- **Given information**
====
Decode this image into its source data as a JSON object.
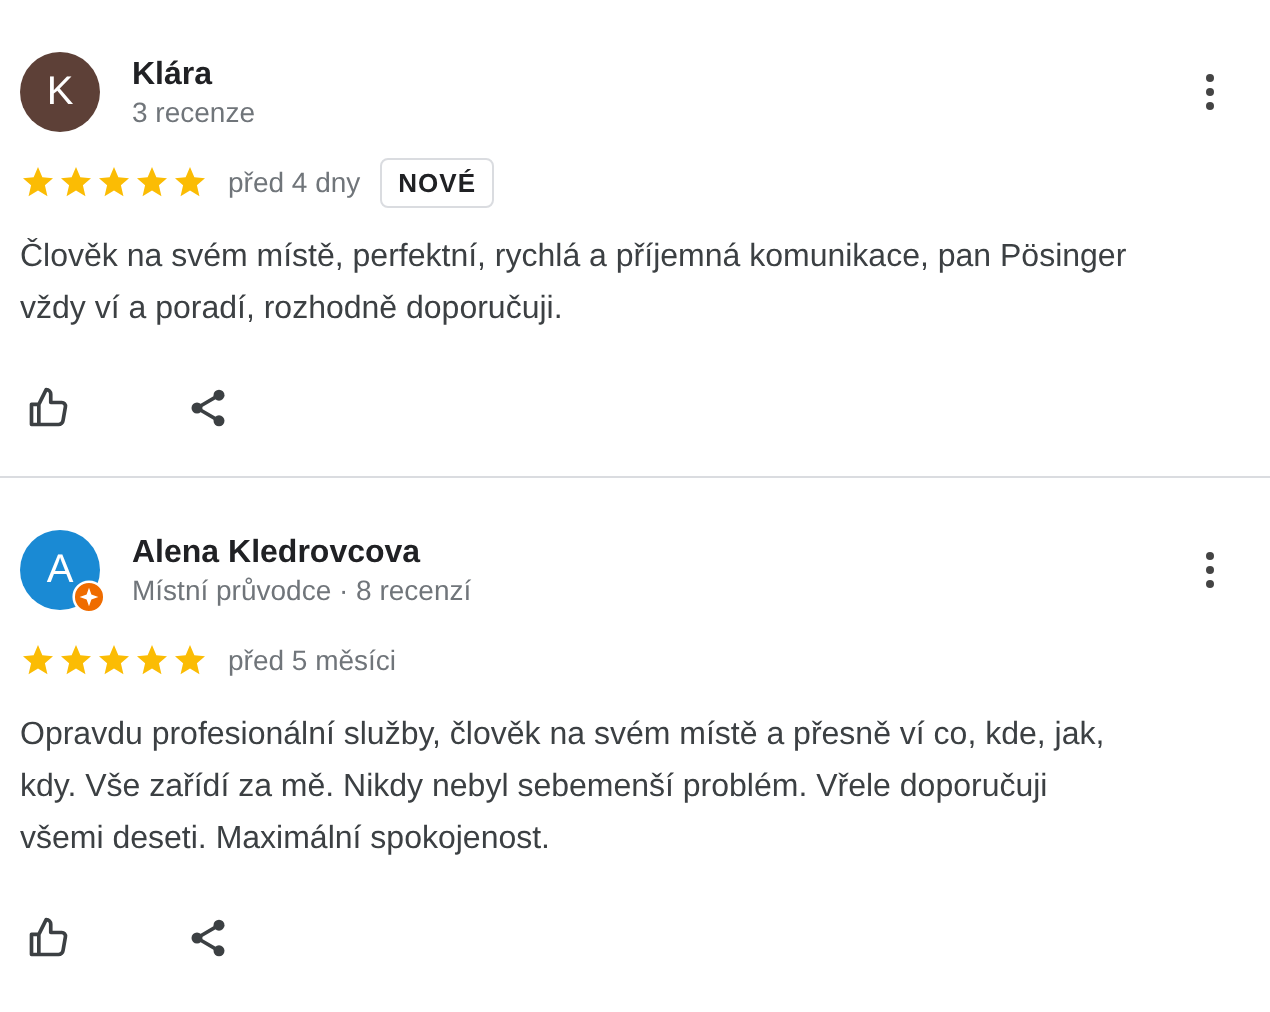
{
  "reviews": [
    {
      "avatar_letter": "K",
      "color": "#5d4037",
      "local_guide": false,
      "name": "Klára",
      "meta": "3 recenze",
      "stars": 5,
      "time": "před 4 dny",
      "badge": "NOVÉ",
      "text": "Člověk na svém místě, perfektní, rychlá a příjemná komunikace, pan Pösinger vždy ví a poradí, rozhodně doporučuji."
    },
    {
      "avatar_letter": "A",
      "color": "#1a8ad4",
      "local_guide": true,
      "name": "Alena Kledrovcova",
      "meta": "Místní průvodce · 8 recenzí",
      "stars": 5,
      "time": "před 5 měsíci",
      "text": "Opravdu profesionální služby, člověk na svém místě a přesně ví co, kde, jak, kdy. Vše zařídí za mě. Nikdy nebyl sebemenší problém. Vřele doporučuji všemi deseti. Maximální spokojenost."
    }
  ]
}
====
- **Aim**
Locate all lines that include the word "místě" and copy them out.

- **Exercise output**
      "text": "Člověk na svém místě, perfektní, rychlá a příjemná komunikace, pan Pösinger vždy ví a poradí, rozhodně doporučuji."
      "text": "Opravdu profesionální služby, člověk na svém místě a přesně ví co, kde, jak, kdy. Vše zařídí za mě. Nikdy nebyl sebemenší problém. Vřele doporučuji všemi deseti. Maximální spokojenost."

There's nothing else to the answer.